__RECORDS TO PROCESS__.
══════════

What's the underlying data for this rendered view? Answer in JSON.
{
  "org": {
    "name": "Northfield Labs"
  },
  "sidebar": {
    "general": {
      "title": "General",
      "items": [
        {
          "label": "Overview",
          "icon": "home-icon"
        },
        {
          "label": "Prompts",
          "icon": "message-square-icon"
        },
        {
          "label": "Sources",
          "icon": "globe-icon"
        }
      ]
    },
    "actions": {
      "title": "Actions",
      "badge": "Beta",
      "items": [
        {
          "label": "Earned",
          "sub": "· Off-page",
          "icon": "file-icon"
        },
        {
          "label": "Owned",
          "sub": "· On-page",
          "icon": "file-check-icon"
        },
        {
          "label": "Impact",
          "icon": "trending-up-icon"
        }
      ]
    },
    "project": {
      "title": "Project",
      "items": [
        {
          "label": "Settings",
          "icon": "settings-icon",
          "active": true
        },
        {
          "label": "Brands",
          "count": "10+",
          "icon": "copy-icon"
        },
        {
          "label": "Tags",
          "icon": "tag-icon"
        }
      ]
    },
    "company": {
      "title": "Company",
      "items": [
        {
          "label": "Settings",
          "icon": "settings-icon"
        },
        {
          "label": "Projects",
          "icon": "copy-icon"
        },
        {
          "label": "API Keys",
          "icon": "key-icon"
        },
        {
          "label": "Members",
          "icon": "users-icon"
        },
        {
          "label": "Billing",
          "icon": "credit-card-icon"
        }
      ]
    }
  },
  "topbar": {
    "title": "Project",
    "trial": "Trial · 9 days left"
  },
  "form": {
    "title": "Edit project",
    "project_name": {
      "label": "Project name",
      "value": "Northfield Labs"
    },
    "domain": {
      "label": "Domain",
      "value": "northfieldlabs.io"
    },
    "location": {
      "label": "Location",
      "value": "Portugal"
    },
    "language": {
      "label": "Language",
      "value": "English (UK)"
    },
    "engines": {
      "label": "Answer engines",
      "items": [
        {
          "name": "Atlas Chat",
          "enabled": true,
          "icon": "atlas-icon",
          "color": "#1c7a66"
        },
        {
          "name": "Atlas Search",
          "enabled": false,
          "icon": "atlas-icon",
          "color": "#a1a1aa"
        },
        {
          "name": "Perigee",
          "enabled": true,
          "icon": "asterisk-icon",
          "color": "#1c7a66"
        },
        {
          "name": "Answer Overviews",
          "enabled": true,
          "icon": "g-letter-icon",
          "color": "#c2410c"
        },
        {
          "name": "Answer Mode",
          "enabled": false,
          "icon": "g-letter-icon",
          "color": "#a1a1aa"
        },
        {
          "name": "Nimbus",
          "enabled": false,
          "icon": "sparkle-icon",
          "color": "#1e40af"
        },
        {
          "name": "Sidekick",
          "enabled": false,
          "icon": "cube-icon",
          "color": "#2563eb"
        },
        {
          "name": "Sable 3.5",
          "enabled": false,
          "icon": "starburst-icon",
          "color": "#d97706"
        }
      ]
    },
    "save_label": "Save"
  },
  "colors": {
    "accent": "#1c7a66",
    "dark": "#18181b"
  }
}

══════════

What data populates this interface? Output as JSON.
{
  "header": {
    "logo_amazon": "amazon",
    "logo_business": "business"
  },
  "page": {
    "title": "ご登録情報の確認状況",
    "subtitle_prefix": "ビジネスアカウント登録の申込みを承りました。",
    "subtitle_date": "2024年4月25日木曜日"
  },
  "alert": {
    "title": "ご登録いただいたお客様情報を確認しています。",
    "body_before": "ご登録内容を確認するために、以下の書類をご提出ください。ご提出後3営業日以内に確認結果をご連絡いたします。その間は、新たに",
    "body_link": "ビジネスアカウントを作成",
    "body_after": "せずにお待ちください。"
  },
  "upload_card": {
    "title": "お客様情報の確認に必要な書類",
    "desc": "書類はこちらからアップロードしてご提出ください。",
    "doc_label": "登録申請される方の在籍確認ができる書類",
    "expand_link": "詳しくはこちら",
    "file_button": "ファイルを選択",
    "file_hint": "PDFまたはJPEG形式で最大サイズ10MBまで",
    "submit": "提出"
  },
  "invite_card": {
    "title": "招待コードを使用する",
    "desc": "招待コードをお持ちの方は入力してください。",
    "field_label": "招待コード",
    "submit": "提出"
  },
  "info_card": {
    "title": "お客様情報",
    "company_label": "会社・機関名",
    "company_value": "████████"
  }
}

══════════

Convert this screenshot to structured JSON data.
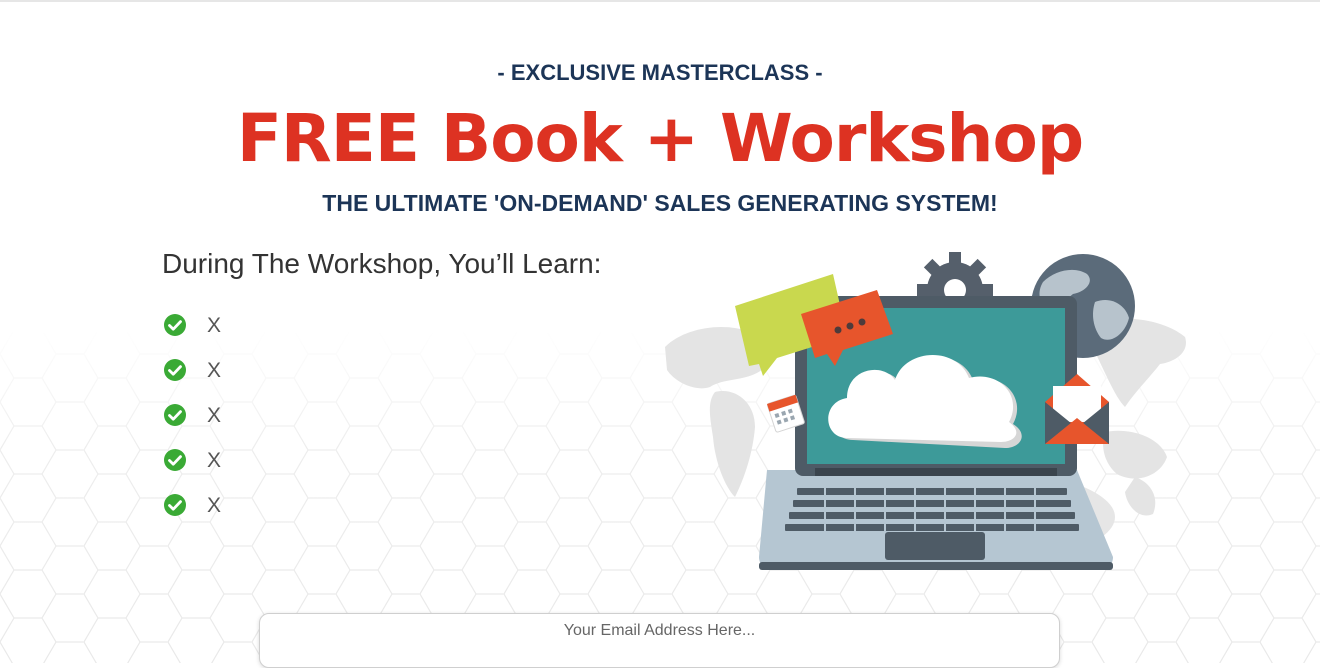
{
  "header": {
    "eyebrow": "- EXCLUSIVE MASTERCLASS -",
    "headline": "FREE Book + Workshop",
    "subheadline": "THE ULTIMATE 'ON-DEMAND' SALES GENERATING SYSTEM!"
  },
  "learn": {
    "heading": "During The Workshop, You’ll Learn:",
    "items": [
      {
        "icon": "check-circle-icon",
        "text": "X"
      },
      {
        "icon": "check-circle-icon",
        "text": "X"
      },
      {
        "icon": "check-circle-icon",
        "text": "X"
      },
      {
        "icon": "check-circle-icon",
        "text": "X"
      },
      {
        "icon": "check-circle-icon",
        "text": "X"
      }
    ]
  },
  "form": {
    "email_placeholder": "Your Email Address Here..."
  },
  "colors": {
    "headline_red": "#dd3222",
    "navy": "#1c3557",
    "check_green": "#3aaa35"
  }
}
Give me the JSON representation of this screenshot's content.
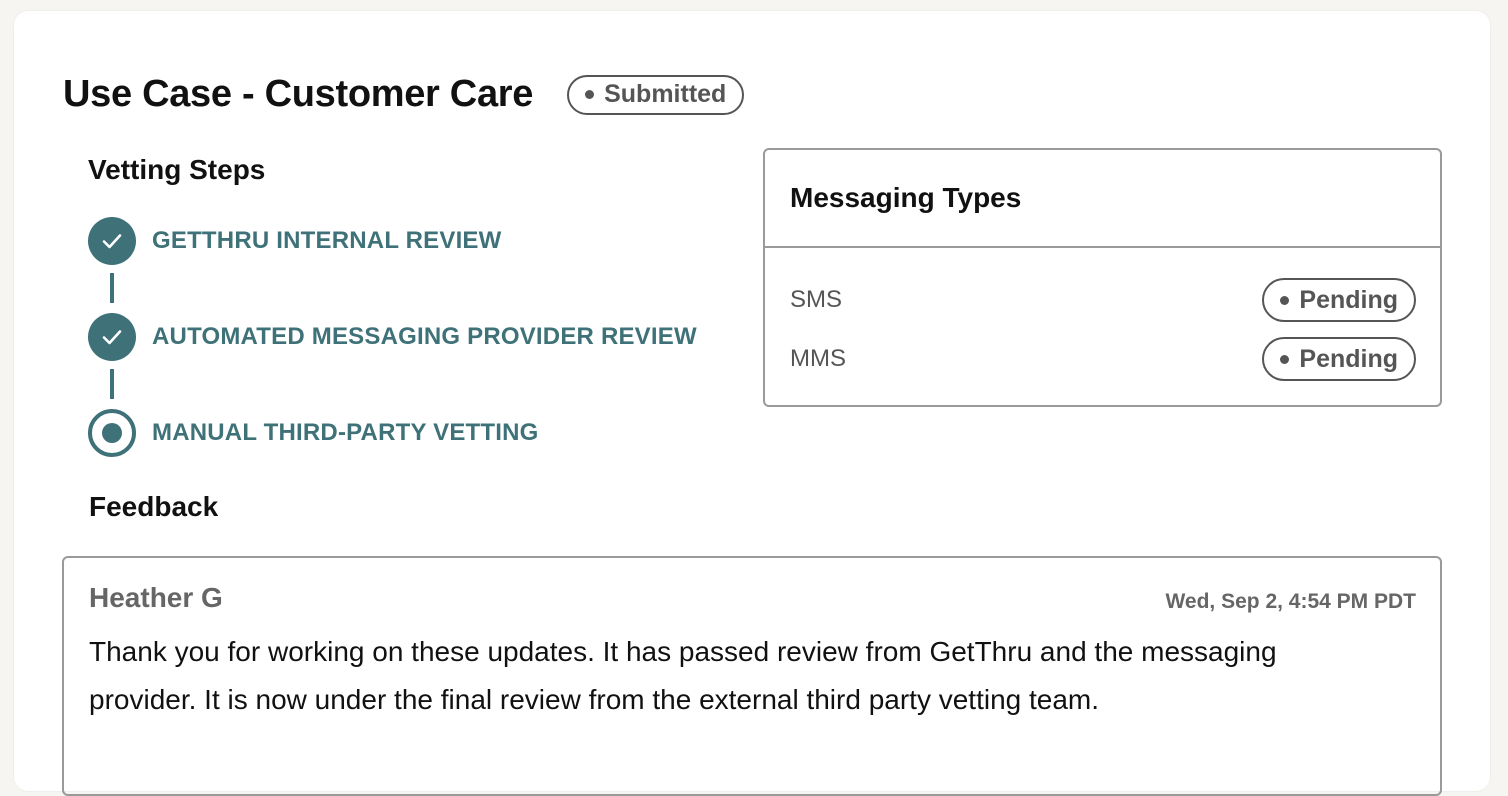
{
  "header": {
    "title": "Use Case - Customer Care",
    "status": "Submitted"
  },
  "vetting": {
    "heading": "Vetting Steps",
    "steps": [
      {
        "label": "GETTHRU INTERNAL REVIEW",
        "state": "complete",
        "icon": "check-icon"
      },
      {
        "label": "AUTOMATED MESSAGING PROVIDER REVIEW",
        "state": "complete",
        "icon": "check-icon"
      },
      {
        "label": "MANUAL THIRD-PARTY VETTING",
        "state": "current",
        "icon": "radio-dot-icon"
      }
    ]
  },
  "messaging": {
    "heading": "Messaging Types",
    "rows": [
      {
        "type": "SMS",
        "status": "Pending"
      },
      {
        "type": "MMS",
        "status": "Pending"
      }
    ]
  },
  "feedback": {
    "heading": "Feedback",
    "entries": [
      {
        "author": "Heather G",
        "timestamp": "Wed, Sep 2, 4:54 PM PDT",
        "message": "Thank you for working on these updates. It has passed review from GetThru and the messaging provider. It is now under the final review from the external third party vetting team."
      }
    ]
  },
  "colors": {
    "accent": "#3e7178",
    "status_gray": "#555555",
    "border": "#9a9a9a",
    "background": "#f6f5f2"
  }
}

══════════

On how many lines does the word "Workshop" appear? Answer with only the number.

__CORRECT RESULT__. 2